#### [Given instruction]
Work out how many lines in the listing below include the word "Analysis". Give nothing but the number.

--- Begin ---

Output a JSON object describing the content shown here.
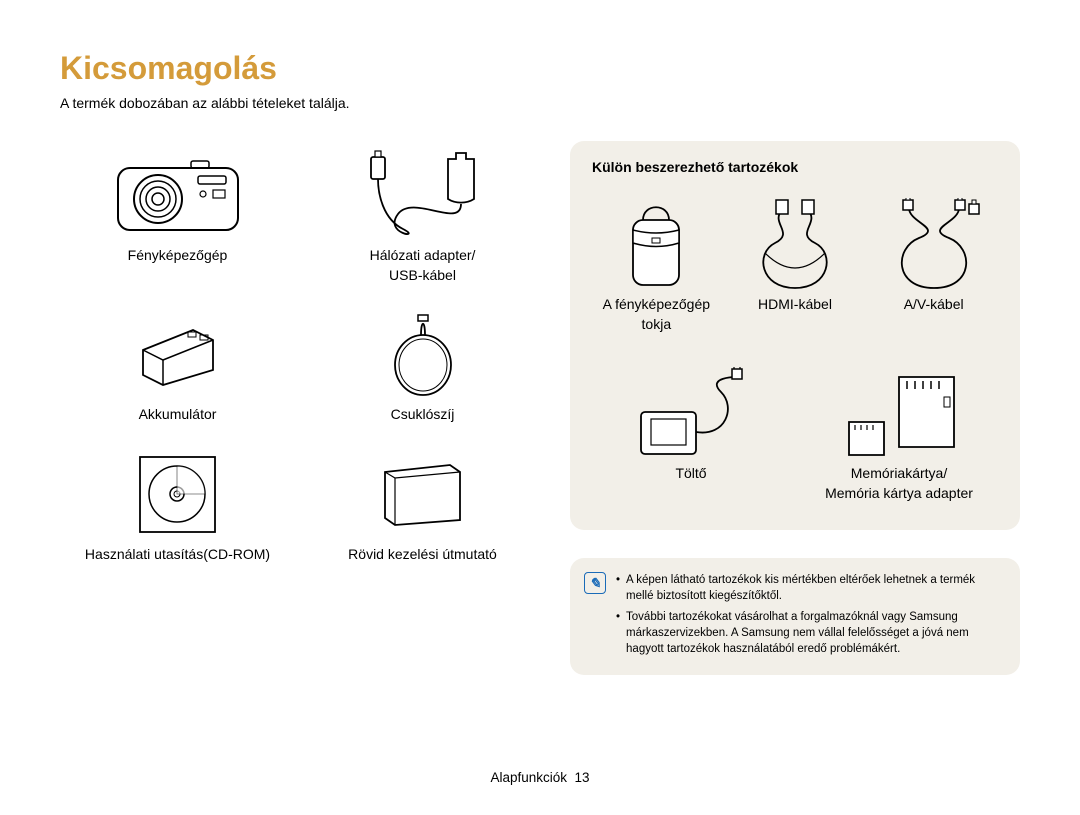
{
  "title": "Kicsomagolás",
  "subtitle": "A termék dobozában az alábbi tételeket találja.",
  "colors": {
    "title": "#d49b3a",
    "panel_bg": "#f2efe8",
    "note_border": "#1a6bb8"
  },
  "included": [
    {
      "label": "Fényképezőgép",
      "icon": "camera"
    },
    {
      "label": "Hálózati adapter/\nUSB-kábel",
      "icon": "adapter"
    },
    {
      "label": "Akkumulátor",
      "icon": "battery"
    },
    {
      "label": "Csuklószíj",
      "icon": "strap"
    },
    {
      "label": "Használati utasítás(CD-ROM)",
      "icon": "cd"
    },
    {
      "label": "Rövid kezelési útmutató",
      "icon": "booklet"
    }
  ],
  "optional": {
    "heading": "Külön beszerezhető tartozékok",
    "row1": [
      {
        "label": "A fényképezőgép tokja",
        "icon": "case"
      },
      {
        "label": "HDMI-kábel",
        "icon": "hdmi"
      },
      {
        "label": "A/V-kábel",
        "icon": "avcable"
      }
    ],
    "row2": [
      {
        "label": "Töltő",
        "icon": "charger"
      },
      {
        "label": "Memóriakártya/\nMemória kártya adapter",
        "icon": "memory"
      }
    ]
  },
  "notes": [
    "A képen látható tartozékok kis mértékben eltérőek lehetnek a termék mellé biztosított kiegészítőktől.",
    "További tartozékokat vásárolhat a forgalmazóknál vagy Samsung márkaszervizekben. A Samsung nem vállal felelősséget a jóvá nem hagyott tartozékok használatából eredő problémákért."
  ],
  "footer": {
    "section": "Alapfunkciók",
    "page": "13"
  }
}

--- End ---
--- Begin ---

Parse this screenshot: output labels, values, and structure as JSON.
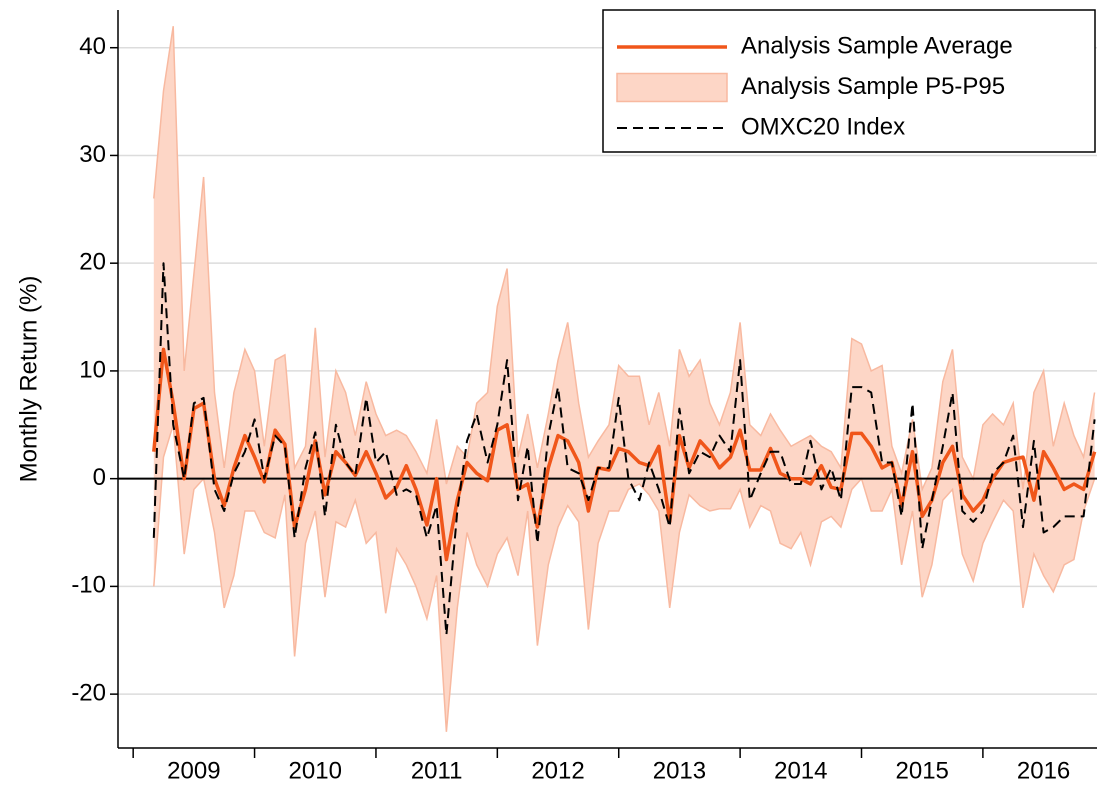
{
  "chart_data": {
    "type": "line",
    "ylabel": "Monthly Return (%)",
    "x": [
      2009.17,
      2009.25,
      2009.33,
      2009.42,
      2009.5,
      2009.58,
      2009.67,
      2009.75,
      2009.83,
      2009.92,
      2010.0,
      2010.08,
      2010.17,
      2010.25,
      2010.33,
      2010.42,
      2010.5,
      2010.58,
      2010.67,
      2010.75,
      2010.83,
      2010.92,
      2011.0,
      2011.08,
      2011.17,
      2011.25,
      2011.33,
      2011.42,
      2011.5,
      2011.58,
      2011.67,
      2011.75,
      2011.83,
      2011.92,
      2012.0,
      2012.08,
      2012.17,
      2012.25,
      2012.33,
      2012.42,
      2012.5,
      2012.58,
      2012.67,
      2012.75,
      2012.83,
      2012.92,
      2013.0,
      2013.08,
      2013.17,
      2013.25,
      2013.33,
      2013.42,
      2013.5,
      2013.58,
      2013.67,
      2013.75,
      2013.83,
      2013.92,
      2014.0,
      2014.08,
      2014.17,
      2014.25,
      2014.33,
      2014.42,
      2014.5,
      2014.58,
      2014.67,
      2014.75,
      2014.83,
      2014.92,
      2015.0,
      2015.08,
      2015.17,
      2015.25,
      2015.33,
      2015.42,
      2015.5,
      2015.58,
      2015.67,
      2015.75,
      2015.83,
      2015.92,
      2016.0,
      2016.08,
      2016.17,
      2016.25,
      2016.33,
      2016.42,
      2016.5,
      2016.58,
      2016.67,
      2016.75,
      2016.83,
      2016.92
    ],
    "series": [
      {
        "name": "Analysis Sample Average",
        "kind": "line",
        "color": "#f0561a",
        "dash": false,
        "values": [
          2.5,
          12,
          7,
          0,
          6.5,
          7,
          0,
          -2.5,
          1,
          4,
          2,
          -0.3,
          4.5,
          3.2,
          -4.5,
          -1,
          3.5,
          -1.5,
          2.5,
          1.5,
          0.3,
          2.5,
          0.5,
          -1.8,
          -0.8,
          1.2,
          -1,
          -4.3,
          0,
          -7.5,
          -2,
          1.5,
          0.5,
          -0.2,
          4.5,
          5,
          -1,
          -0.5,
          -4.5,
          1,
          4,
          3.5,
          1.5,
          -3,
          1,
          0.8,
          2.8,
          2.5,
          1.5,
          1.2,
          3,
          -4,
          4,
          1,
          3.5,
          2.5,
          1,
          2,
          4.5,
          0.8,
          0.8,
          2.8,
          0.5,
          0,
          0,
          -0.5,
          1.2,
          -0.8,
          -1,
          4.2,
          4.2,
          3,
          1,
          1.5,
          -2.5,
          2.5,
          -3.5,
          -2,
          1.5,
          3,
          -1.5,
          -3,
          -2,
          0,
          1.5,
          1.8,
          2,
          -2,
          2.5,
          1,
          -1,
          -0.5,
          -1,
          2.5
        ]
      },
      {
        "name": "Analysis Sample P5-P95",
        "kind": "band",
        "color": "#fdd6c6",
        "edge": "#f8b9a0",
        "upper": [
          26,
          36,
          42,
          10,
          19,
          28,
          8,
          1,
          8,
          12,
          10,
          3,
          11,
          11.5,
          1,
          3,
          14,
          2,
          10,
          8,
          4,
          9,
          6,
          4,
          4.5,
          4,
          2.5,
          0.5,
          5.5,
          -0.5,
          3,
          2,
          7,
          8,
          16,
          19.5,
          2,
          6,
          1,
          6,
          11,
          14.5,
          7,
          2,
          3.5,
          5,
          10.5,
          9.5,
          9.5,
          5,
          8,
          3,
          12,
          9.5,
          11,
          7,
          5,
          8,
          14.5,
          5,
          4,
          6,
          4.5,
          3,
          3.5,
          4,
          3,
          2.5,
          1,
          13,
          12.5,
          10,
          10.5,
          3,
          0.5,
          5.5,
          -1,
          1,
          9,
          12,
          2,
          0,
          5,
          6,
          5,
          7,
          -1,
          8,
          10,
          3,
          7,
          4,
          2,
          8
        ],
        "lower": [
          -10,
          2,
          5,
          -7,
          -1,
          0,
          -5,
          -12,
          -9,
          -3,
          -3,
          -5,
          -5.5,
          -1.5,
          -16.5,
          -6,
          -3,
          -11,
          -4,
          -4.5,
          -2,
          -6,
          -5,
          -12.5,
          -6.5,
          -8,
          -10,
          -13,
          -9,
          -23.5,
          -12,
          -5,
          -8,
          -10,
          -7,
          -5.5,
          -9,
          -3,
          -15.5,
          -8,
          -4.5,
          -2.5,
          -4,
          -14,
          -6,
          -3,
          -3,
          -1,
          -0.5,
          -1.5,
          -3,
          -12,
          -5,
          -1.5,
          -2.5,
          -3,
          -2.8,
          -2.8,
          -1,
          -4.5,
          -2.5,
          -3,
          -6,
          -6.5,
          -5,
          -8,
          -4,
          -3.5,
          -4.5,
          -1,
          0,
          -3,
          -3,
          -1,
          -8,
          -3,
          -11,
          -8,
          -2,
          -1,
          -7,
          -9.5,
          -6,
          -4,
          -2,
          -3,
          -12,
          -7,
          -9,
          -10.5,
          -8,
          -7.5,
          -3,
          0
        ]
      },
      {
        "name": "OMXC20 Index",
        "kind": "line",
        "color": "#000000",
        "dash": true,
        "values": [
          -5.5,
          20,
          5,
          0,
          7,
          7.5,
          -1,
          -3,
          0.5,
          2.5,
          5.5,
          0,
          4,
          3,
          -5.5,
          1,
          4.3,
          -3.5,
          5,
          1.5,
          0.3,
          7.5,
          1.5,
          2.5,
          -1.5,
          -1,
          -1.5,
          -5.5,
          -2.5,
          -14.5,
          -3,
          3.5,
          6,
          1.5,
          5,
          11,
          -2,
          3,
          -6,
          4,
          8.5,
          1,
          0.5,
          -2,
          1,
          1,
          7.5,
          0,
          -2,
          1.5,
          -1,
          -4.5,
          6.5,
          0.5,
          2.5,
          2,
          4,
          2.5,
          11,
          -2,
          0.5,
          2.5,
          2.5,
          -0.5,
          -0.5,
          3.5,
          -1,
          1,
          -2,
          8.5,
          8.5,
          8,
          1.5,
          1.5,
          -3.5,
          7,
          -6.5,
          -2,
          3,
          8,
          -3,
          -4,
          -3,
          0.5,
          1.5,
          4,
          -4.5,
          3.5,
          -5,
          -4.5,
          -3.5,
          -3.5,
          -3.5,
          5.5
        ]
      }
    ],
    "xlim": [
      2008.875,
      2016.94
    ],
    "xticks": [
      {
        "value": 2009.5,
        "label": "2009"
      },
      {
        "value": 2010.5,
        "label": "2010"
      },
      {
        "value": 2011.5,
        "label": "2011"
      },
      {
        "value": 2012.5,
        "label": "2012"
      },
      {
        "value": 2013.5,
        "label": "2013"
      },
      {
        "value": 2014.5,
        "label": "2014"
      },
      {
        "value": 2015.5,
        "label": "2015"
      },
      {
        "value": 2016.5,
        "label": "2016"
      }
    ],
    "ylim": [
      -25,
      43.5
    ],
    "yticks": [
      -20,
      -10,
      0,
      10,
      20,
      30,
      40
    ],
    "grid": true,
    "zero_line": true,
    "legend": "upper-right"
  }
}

--- End ---

#### [Solution to the exercise]
2